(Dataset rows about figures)
══════

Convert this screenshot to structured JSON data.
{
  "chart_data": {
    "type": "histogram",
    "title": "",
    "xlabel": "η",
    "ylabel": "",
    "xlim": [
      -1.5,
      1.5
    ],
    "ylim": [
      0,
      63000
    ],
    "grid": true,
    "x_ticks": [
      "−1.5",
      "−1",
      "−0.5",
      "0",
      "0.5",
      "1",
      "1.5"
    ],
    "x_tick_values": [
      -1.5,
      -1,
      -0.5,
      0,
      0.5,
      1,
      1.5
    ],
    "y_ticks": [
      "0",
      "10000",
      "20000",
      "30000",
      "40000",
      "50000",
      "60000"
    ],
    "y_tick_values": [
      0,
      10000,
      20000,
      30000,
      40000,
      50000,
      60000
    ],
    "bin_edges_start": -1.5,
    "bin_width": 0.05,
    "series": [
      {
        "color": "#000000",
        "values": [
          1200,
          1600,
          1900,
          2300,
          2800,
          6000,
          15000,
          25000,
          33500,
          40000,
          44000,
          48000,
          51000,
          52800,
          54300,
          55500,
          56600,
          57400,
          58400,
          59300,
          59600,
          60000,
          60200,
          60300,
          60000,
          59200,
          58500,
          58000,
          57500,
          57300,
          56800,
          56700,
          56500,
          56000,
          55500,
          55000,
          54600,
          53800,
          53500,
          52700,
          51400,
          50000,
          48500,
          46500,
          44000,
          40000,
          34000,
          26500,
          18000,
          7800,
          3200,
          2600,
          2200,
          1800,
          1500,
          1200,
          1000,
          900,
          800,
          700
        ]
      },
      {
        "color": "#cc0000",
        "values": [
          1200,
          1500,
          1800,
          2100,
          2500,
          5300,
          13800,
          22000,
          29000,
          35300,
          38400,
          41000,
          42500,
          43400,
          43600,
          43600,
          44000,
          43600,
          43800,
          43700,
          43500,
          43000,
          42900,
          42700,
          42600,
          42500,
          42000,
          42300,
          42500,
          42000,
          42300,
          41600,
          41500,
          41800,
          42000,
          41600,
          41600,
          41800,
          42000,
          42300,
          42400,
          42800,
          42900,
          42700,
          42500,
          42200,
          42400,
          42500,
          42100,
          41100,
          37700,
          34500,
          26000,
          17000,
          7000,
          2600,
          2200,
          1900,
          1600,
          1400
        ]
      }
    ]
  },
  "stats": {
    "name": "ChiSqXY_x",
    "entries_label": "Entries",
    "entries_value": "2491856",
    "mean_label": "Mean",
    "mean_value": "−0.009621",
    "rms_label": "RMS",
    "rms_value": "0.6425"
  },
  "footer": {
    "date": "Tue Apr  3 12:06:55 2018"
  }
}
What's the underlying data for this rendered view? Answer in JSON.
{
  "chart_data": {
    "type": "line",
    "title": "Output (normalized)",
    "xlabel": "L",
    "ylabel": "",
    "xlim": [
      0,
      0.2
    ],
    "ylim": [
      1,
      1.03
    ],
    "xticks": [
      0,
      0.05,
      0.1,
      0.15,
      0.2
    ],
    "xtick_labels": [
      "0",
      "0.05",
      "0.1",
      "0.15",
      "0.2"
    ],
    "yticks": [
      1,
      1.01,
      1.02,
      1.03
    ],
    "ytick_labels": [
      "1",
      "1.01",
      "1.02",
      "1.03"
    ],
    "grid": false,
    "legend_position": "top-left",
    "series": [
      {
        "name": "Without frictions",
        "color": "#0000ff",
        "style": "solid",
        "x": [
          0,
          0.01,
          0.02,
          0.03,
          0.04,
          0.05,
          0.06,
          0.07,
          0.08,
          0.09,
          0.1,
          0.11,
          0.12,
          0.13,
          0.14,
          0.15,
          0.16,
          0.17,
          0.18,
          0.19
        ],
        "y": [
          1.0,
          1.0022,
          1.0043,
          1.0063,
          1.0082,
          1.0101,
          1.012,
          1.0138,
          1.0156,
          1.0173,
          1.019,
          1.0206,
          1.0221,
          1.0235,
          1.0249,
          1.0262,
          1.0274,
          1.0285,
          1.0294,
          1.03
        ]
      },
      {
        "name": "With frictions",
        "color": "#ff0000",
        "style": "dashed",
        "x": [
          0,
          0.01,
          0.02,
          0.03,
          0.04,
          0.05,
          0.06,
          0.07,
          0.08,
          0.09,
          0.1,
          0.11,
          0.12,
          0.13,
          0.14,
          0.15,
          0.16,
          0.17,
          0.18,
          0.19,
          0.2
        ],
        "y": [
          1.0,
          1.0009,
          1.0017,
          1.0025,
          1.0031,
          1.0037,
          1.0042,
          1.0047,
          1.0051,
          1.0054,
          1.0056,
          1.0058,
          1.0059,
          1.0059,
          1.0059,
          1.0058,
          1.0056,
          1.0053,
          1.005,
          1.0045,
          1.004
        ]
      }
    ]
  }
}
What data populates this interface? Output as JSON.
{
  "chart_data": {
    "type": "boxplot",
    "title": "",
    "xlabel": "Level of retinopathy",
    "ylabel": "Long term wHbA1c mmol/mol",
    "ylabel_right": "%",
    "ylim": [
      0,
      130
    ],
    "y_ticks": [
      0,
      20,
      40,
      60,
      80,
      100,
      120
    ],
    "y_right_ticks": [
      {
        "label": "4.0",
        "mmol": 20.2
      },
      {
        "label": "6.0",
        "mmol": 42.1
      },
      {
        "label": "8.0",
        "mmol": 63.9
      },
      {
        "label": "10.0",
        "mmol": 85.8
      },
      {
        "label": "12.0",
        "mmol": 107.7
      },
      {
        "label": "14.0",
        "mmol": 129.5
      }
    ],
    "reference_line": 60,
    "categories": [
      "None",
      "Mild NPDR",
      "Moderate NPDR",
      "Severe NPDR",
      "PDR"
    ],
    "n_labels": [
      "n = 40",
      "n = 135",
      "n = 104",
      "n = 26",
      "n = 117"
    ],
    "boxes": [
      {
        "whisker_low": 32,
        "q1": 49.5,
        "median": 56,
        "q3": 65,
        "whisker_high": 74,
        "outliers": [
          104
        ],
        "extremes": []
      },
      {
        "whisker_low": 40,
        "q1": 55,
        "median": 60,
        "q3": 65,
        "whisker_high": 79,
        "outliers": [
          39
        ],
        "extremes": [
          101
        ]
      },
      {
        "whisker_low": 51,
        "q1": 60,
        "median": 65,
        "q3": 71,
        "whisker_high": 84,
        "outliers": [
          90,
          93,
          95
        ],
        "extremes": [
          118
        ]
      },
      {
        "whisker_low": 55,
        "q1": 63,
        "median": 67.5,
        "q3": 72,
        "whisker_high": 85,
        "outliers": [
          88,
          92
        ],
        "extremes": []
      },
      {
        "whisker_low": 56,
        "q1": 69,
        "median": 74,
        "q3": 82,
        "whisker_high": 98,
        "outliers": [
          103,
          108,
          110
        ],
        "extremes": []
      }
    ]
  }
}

══════

Problem requirements: Pick every line with "JSON" in it and copy it.

Exercise response:
Convert this screenshot to structured JSON data.
What's the underlying data for this rendered view? Answer in JSON.
What data populates this interface? Output as JSON.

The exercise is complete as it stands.